Type out the data exactly as given. Skip any image.

(Records from a data source)
::::::
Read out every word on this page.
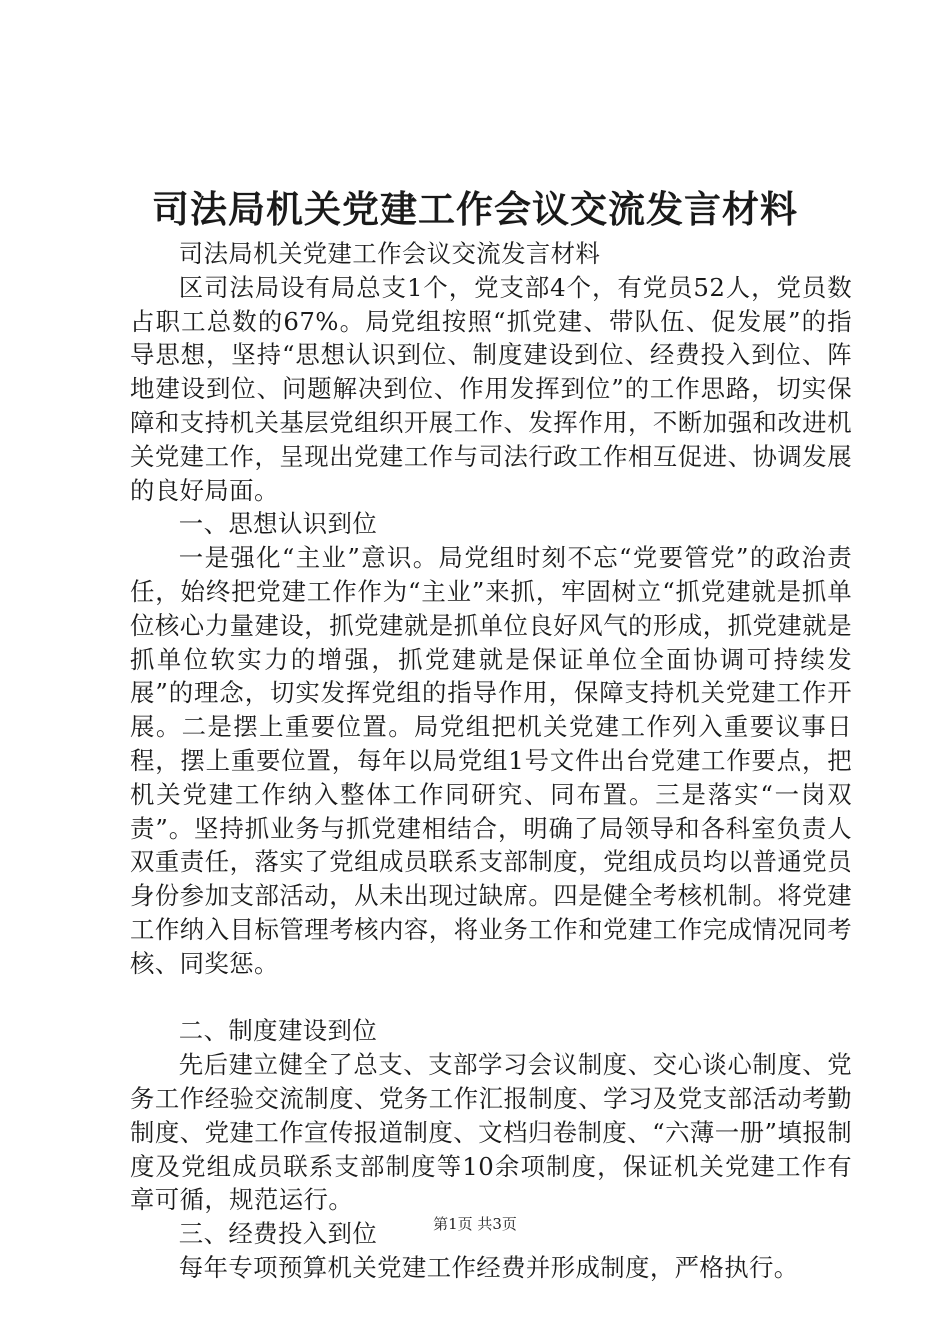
司法局机关党建工作会议交流发言材料

司法局机关党建工作会议交流发言材料

区司法局设有局总支1个，党支部4个，有党员52人，党员数占职工总数的67%。局党组按照“抓党建、带队伍、促发展”的指导思想，坚持“思想认识到位、制度建设到位、经费投入到位、阵地建设到位、问题解决到位、作用发挥到位”的工作思路，切实保障和支持机关基层党组织开展工作、发挥作用，不断加强和改进机关党建工作，呈现出党建工作与司法行政工作相互促进、协调发展的良好局面。

一、思想认识到位

一是强化“主业”意识。局党组时刻不忘“党要管党”的政治责任，始终把党建工作作为“主业”来抓，牢固树立“抓党建就是抓单位核心力量建设，抓党建就是抓单位良好风气的形成，抓党建就是抓单位软实力的增强，抓党建就是保证单位全面协调可持续发展”的理念，切实发挥党组的指导作用，保障支持机关党建工作开展。二是摆上重要位置。局党组把机关党建工作列入重要议事日程，摆上重要位置，每年以局党组1号文件出台党建工作要点，把机关党建工作纳入整体工作同研究、同布置。三是落实“一岗双责”。坚持抓业务与抓党建相结合，明确了局领导和各科室负责人双重责任，落实了党组成员联系支部制度，党组成员均以普通党员身份参加支部活动，从未出现过缺席。四是健全考核机制。将党建工作纳入目标管理考核内容，将业务工作和党建工作完成情况同考核、同奖惩。

二、制度建设到位

先后建立健全了总支、支部学习会议制度、交心谈心制度、党务工作经验交流制度、党务工作汇报制度、学习及党支部活动考勤制度、党建工作宣传报道制度、文档归卷制度、“六薄一册”填报制度及党组成员联系支部制度等10余项制度，保证机关党建工作有章可循，规范运行。

三、经费投入到位

每年专项预算机关党建工作经费并形成制度，严格执行。

第1页 共3页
::::::
SOLUTION FOR THIS EXERCISE
Read out every word on this page.
司法局机关党建工作会议交流发言材料

司法局机关党建工作会议交流发言材料

区司法局设有局总支1个，党支部4个，有党员52人，党员数占职工总数的67%。局党组按照“抓党建、带队伍、促发展”的指导思想，坚持“思想认识到位、制度建设到位、经费投入到位、阵地建设到位、问题解决到位、作用发挥到位”的工作思路，切实保障和支持机关基层党组织开展工作、发挥作用，不断加强和改进机关党建工作，呈现出党建工作与司法行政工作相互促进、协调发展的良好局面。

一、思想认识到位

一是强化“主业”意识。局党组时刻不忘“党要管党”的政治责任，始终把党建工作作为“主业”来抓，牢固树立“抓党建就是抓单位核心力量建设，抓党建就是抓单位良好风气的形成，抓党建就是抓单位软实力的增强，抓党建就是保证单位全面协调可持续发展”的理念，切实发挥党组的指导作用，保障支持机关党建工作开展。二是摆上重要位置。局党组把机关党建工作列入重要议事日程，摆上重要位置，每年以局党组1号文件出台党建工作要点，把机关党建工作纳入整体工作同研究、同布置。三是落实“一岗双责”。坚持抓业务与抓党建相结合，明确了局领导和各科室负责人双重责任，落实了党组成员联系支部制度，党组成员均以普通党员身份参加支部活动，从未出现过缺席。四是健全考核机制。将党建工作纳入目标管理考核内容，将业务工作和党建工作完成情况同考核、同奖惩。

二、制度建设到位

先后建立健全了总支、支部学习会议制度、交心谈心制度、党务工作经验交流制度、党务工作汇报制度、学习及党支部活动考勤制度、党建工作宣传报道制度、文档归卷制度、“六薄一册”填报制度及党组成员联系支部制度等10余项制度，保证机关党建工作有章可循，规范运行。

三、经费投入到位

每年专项预算机关党建工作经费并形成制度，严格执行。

第1页 共3页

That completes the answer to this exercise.